● **INFORMATION GIVEN**:
☆ ☆ ☆
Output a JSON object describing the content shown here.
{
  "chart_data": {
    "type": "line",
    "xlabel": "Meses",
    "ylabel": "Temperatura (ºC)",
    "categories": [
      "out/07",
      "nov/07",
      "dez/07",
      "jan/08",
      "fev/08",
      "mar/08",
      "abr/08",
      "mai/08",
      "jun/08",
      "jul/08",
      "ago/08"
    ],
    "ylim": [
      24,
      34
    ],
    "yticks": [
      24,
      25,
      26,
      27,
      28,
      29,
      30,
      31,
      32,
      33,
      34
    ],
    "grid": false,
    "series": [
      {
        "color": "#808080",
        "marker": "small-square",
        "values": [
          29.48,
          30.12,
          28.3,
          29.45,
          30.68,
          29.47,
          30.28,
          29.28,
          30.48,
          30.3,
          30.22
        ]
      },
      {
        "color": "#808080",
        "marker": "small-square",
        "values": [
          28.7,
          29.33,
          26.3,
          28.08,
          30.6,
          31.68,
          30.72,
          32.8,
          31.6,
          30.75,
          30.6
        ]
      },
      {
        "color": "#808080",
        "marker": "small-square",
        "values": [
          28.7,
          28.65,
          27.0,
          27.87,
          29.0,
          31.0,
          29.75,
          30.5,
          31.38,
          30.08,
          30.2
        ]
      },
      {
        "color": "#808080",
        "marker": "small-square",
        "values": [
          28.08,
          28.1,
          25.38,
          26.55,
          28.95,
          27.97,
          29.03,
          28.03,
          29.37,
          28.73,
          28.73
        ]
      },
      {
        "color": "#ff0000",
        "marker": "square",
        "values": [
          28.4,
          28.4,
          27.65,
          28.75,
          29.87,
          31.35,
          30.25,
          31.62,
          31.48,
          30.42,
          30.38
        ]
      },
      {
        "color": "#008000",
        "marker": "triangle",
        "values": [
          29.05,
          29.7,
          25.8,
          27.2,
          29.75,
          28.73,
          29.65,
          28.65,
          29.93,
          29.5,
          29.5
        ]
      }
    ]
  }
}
☆ ☆ ☆
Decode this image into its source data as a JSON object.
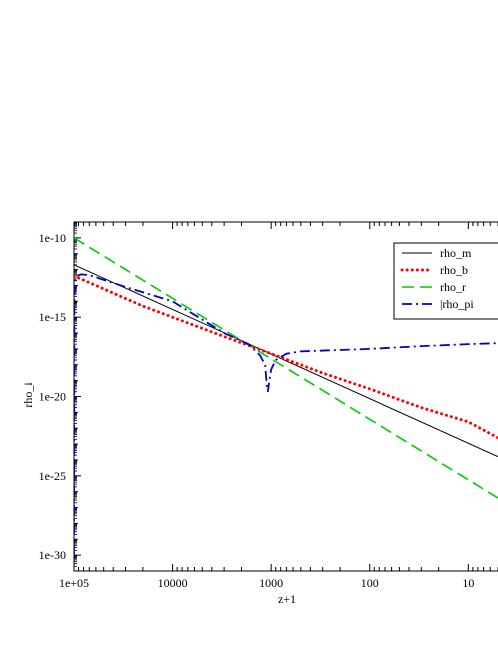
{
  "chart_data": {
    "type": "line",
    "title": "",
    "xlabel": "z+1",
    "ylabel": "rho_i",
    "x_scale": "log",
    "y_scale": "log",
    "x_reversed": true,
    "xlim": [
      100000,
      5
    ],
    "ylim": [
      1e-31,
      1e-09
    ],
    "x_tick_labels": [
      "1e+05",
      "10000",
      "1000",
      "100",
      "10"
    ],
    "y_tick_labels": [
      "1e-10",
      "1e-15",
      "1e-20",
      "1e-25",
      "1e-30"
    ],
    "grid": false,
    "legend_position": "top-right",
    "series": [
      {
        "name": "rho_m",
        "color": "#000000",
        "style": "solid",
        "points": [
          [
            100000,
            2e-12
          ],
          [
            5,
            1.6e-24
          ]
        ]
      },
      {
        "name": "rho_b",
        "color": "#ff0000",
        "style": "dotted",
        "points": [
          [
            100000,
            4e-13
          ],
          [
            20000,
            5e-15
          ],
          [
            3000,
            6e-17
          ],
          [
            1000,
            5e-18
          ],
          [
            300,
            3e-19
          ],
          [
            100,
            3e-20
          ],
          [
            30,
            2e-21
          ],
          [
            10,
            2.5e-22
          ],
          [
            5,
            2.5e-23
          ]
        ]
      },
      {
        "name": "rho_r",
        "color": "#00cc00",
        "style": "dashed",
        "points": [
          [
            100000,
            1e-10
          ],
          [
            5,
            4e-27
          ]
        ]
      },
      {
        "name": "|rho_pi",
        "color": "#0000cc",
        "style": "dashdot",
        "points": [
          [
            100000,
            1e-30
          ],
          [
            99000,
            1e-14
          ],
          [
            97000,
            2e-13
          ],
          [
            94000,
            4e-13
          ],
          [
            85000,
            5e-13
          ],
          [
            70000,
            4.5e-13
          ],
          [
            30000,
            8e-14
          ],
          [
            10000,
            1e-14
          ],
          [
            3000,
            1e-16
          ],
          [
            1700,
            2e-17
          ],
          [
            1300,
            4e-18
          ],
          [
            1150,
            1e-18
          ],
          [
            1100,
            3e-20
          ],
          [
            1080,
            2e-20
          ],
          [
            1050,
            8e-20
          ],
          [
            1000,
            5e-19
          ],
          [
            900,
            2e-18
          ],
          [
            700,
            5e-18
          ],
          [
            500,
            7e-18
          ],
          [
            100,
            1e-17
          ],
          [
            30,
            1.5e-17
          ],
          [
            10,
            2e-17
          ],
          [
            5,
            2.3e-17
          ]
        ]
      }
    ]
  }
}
☆ ☆ ☆
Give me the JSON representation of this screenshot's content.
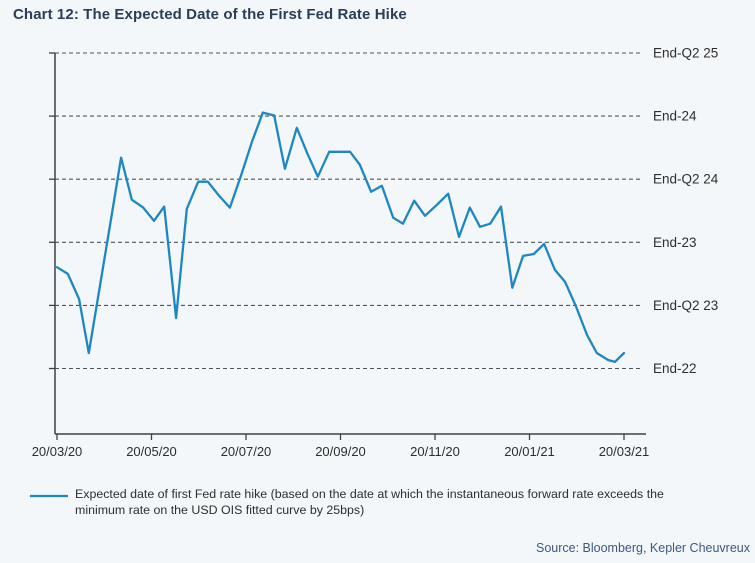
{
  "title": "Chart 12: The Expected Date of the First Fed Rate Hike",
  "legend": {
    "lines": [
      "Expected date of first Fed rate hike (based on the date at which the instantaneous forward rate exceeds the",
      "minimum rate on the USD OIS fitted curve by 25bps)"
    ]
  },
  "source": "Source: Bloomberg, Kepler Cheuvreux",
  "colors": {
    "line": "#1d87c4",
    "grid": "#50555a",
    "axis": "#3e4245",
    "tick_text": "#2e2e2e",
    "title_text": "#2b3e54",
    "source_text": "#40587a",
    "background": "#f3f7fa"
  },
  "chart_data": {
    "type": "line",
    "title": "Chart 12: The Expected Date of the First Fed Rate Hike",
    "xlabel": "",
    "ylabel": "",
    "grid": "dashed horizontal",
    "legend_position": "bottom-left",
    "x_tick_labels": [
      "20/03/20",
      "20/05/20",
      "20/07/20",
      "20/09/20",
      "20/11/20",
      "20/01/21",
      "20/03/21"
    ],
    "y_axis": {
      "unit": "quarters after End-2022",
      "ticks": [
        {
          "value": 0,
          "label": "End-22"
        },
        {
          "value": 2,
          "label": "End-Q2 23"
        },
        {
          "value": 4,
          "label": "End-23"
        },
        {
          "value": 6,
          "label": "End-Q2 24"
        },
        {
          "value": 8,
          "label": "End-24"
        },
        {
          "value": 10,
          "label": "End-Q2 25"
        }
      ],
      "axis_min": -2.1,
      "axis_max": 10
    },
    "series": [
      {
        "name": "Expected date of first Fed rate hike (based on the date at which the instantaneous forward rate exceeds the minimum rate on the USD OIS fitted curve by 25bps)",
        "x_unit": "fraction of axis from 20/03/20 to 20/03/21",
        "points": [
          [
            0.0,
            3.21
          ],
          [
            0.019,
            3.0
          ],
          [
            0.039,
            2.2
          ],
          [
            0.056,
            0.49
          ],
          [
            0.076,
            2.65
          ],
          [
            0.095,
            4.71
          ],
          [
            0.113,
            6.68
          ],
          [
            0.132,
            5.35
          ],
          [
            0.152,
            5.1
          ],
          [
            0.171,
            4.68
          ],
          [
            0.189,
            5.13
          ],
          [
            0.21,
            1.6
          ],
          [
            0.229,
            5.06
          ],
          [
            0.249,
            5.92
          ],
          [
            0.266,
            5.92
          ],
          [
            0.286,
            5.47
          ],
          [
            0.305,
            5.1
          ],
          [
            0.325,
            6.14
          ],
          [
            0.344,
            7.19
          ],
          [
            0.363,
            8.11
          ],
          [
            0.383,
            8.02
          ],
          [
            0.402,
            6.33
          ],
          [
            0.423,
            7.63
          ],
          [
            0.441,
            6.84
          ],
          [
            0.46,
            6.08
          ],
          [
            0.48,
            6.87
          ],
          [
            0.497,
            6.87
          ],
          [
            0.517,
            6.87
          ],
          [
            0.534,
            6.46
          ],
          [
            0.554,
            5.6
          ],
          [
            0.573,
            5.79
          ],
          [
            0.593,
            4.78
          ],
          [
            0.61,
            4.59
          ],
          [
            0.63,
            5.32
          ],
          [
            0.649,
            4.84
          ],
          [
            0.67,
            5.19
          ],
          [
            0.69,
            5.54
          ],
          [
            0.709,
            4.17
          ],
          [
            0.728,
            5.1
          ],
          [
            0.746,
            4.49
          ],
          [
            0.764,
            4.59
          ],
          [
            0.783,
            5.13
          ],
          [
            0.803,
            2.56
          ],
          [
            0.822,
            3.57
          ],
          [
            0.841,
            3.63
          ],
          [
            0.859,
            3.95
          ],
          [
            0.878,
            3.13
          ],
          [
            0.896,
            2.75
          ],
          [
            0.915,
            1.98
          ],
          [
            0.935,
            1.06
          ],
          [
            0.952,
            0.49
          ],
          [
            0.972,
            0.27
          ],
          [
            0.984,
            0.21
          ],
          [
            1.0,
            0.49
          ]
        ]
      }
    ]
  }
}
☆ ☆ ☆
● **AIM**: Pull out each line of the entries that contains "which".

● **SOLUTION**:
      "Expected date of first Fed rate hike (based on the date at which the instantaneous forward rate exceeds the",
        "name": "Expected date of first Fed rate hike (based on the date at which the instantaneous forward rate exceeds the minimum rate on the USD OIS fitted curve by 25bps)",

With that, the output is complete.